Job. Say how many lines include "tradingview", with no words around the number.

Exercise material.
________________

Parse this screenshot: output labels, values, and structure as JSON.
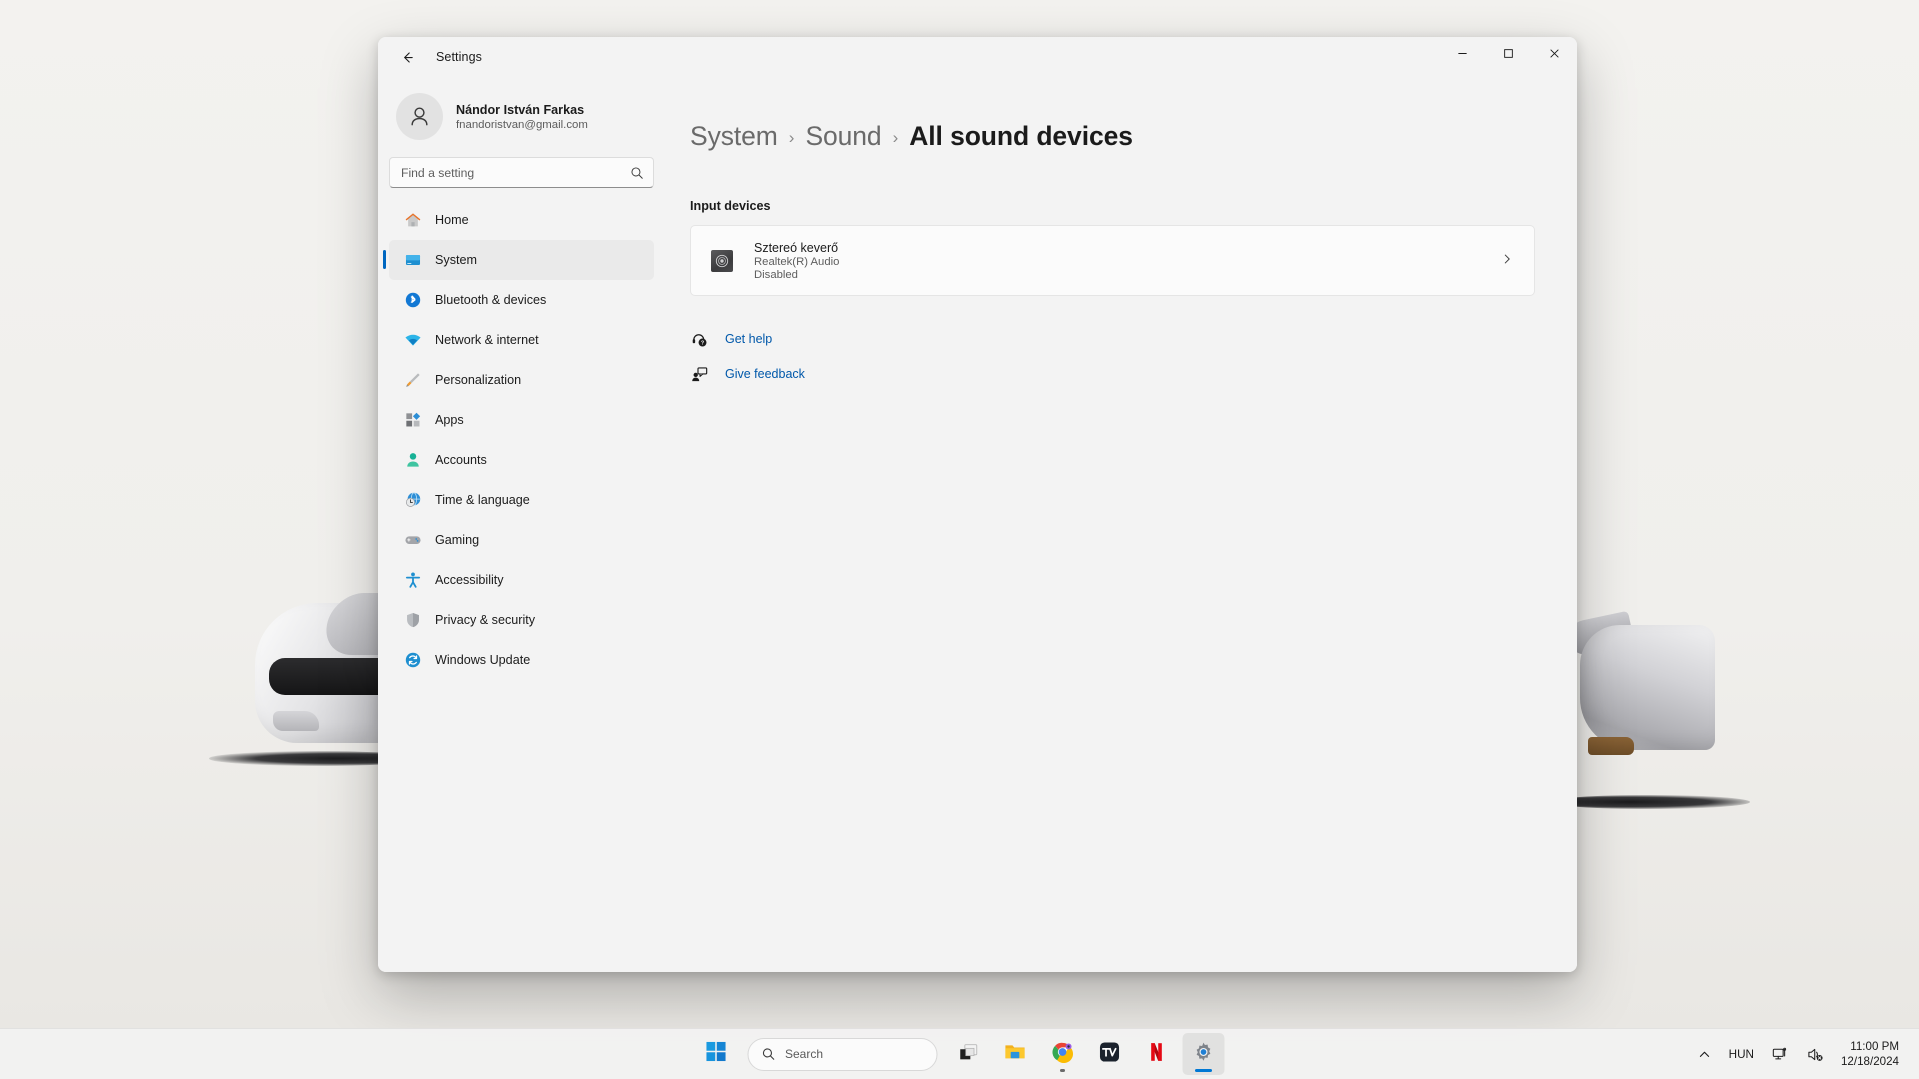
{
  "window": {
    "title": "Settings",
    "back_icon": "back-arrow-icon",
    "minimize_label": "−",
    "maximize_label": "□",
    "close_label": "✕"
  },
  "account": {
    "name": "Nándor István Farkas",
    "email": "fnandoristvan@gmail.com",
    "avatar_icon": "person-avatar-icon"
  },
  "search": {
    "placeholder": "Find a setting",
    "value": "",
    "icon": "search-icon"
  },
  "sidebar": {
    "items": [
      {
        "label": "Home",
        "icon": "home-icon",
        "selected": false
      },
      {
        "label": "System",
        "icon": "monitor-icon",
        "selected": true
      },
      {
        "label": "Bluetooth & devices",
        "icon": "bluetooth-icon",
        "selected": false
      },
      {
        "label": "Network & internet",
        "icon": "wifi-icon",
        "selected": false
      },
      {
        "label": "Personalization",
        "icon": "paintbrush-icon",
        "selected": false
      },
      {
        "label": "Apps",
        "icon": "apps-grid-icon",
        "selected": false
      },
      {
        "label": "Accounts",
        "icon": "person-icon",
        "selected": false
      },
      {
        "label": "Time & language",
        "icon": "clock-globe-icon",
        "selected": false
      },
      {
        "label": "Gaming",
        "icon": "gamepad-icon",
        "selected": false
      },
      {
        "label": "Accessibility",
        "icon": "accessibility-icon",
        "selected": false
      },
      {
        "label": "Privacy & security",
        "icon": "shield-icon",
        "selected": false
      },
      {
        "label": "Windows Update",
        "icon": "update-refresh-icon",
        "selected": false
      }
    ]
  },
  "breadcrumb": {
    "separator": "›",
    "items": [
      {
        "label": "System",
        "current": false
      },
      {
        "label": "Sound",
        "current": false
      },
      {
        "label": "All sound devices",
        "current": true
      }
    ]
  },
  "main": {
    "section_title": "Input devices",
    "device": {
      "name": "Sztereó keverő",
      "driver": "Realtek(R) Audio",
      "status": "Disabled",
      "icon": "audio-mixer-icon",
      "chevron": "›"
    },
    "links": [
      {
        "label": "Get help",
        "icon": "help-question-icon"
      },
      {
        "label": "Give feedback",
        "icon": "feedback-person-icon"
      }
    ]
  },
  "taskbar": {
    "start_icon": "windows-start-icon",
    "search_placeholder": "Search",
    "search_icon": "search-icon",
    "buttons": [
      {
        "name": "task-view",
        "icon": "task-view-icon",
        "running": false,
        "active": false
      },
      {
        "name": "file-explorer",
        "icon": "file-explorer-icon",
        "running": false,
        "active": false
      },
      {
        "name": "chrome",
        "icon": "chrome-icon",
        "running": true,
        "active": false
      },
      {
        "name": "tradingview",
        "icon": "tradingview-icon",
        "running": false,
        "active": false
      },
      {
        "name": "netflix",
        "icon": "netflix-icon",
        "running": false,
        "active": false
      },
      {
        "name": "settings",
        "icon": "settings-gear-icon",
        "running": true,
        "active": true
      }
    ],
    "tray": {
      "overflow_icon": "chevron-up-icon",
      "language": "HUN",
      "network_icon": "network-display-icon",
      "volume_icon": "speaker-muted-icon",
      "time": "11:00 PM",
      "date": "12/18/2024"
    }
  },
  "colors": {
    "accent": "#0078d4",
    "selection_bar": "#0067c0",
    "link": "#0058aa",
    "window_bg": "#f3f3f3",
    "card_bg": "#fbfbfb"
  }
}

________________

Solved problem. 2